## What the task asks
Find the word "type" in the material below and gather every line that contains it.

## Source material
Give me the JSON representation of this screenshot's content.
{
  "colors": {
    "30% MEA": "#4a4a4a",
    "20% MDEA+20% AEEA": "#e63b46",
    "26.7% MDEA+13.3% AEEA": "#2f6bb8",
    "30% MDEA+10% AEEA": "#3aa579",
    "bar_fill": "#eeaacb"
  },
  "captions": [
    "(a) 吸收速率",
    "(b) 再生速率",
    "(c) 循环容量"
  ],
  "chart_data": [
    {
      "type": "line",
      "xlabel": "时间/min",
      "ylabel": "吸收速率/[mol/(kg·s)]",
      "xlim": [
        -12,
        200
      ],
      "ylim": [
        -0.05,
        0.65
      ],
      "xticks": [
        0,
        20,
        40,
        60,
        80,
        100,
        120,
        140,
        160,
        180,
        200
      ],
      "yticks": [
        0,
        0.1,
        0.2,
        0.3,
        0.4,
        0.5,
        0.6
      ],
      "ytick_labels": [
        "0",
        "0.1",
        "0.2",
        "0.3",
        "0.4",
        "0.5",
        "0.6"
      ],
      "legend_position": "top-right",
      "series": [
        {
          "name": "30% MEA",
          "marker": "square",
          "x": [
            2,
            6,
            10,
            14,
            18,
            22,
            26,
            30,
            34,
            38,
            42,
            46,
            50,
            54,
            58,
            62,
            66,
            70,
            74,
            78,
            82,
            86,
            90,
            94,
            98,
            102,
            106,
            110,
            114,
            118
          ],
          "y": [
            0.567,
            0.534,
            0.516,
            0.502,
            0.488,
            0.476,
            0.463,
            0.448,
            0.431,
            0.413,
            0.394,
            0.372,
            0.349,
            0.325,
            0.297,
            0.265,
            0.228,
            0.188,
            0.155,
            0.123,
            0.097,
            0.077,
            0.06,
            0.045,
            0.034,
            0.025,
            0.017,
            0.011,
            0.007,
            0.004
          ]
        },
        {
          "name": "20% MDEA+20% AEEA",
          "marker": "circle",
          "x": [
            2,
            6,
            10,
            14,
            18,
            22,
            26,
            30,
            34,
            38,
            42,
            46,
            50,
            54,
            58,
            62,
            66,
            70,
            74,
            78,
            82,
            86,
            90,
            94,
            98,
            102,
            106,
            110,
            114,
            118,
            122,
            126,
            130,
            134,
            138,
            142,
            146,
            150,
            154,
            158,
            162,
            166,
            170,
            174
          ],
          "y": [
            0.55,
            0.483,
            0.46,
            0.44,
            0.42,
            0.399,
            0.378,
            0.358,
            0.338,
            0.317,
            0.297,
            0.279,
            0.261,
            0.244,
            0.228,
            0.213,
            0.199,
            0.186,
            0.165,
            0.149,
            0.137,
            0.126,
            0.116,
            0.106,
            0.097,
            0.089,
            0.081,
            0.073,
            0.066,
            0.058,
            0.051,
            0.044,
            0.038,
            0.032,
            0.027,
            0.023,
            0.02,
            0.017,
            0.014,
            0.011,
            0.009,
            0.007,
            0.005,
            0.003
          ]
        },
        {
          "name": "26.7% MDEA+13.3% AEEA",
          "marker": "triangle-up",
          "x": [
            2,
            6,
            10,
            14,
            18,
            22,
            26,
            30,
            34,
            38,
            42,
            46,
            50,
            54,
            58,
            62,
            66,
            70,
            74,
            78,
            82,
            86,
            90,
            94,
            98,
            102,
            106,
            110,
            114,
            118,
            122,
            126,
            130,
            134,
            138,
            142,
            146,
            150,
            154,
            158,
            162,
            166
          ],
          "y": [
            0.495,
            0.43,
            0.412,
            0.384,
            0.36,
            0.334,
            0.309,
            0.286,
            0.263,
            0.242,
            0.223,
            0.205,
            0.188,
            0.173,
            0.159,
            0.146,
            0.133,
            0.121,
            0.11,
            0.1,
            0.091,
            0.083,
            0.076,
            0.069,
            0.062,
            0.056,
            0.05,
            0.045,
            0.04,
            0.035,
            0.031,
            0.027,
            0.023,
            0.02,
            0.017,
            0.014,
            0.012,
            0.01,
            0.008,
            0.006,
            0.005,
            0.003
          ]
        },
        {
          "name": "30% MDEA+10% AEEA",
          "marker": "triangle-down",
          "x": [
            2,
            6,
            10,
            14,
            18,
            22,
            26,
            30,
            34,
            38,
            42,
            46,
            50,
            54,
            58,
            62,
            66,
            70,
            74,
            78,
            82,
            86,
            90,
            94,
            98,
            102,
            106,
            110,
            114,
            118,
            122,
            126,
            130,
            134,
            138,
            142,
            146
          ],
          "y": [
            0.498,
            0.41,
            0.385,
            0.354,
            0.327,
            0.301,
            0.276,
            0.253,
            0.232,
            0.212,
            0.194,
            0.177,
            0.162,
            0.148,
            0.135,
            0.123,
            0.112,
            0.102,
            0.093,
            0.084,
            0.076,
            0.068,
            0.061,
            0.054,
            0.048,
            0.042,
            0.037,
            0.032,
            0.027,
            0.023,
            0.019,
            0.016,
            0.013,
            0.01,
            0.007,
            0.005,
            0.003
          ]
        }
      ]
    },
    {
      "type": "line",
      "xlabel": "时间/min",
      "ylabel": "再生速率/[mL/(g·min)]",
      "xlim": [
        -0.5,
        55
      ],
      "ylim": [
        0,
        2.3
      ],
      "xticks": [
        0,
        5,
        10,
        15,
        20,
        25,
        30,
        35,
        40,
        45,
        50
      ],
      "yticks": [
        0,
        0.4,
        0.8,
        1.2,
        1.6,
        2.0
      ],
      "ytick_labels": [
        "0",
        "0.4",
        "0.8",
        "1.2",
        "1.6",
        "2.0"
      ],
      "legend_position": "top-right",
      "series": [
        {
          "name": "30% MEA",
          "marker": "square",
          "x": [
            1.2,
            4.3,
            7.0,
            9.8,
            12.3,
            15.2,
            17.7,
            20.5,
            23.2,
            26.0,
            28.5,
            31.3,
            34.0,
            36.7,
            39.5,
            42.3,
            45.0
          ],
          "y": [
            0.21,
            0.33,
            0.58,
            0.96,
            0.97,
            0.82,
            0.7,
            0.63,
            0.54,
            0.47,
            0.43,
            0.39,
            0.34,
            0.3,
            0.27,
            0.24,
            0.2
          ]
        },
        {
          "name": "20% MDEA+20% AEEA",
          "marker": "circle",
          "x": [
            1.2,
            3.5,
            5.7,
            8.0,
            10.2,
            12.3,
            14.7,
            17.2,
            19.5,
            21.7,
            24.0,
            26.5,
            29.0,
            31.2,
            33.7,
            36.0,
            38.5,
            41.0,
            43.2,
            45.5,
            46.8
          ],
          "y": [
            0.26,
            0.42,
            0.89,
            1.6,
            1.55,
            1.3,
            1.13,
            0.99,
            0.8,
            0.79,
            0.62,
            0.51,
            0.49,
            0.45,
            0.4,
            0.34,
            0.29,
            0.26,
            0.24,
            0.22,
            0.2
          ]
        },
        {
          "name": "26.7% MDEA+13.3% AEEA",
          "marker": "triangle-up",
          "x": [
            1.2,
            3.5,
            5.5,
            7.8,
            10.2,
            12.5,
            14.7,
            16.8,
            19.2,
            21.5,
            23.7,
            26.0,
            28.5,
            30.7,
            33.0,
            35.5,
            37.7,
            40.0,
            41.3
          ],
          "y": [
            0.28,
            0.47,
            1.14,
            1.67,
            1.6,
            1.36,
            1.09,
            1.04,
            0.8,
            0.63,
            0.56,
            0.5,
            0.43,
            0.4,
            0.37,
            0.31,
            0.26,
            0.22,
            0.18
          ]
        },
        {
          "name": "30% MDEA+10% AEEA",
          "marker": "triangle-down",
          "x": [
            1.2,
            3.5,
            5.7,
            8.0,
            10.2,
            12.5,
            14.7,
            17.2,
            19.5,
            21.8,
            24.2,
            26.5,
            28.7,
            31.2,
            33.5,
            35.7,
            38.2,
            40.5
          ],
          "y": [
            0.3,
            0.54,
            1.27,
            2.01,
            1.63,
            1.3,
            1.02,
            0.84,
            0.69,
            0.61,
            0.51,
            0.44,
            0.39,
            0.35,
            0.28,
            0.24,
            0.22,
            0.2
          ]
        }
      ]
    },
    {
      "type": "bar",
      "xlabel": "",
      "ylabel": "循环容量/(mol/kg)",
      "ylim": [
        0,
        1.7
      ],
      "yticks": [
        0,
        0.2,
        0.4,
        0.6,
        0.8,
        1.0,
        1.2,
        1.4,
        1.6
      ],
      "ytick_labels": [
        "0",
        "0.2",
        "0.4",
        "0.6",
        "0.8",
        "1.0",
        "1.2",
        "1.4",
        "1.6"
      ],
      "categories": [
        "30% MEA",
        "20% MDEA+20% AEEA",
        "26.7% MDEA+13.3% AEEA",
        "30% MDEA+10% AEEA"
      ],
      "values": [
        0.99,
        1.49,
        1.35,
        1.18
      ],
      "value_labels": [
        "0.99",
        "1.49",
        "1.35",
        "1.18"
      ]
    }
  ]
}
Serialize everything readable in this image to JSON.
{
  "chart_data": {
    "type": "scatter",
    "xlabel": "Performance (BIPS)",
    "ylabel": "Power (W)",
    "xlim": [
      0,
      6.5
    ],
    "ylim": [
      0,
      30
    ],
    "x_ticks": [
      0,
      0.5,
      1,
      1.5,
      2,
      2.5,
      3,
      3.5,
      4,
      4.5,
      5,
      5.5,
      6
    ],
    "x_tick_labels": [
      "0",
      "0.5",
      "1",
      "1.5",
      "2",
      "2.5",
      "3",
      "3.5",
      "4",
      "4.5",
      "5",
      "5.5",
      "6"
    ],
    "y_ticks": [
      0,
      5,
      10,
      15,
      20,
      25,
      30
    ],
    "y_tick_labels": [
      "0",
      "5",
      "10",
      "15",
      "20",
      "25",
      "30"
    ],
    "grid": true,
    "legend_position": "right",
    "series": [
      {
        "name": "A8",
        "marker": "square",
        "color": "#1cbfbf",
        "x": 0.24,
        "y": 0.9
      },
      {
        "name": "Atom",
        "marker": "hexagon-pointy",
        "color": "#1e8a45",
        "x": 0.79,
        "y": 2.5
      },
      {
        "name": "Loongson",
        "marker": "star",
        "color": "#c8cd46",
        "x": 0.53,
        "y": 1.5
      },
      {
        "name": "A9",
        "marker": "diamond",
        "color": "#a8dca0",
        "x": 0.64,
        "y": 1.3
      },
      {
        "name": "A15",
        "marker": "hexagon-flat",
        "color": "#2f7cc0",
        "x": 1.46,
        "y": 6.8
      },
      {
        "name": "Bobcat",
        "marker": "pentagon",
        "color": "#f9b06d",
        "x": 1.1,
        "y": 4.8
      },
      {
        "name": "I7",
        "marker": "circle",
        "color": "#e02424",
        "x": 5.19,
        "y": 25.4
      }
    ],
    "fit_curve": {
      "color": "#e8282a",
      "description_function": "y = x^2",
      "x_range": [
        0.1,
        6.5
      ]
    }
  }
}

## Output of the exercise
      "type": "line",
      "type": "line",
      "type": "bar",
    "type": "scatter",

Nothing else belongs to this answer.